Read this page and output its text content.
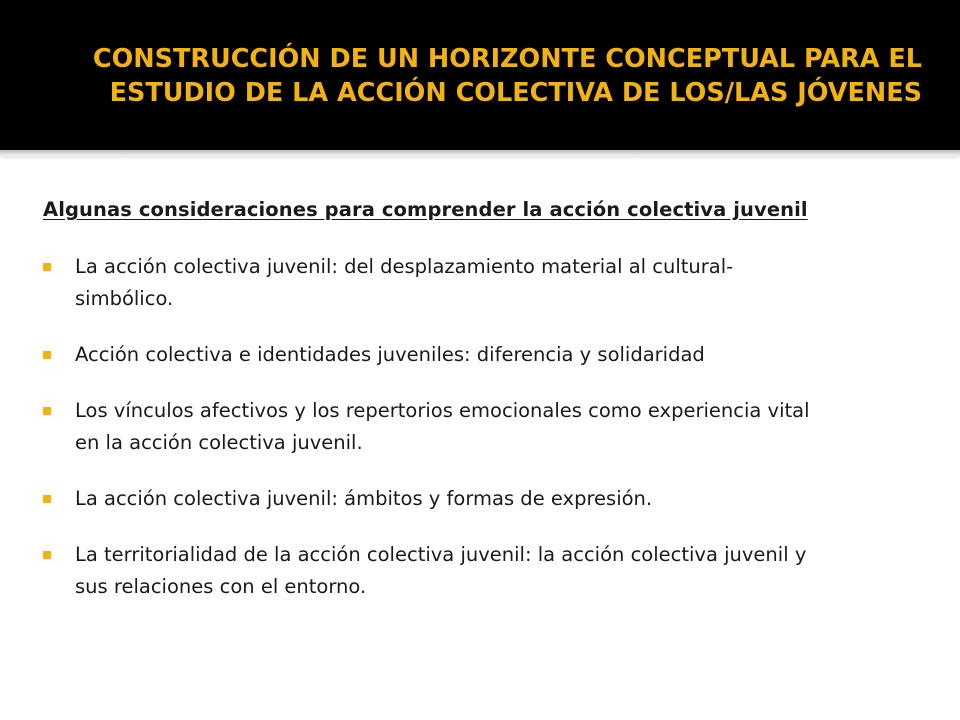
CONSTRUCCIÓN DE UN HORIZONTE CONCEPTUAL PARA EL
ESTUDIO DE LA ACCIÓN COLECTIVA DE LOS/LAS JÓVENES
Algunas consideraciones para comprender la acción colectiva juvenil
La acción colectiva juvenil: del desplazamiento material al cultural-
simbólico.
Acción colectiva e identidades juveniles: diferencia y solidaridad
Los vínculos afectivos y los repertorios emocionales como experiencia vital
en la acción colectiva juvenil.
La acción colectiva juvenil: ámbitos y formas de expresión.
La territorialidad de la acción colectiva juvenil: la acción colectiva juvenil y
sus relaciones con el entorno.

* * * * * * *

**What needs to be done:** Leave the pictures out and output the rest of the listing exactly.

**Worked solution:**
Read this page and output its text content.
CONSTRUCCIÓN DE UN HORIZONTE CONCEPTUAL PARA EL
ESTUDIO DE LA ACCIÓN COLECTIVA DE LOS/LAS JÓVENES
Algunas consideraciones para comprender la acción colectiva juvenil
La acción colectiva juvenil: del desplazamiento material al cultural-
simbólico.
Acción colectiva e identidades juveniles: diferencia y solidaridad
Los vínculos afectivos y los repertorios emocionales como experiencia vital
en la acción colectiva juvenil.
La acción colectiva juvenil: ámbitos y formas de expresión.
La territorialidad de la acción colectiva juvenil: la acción colectiva juvenil y
sus relaciones con el entorno.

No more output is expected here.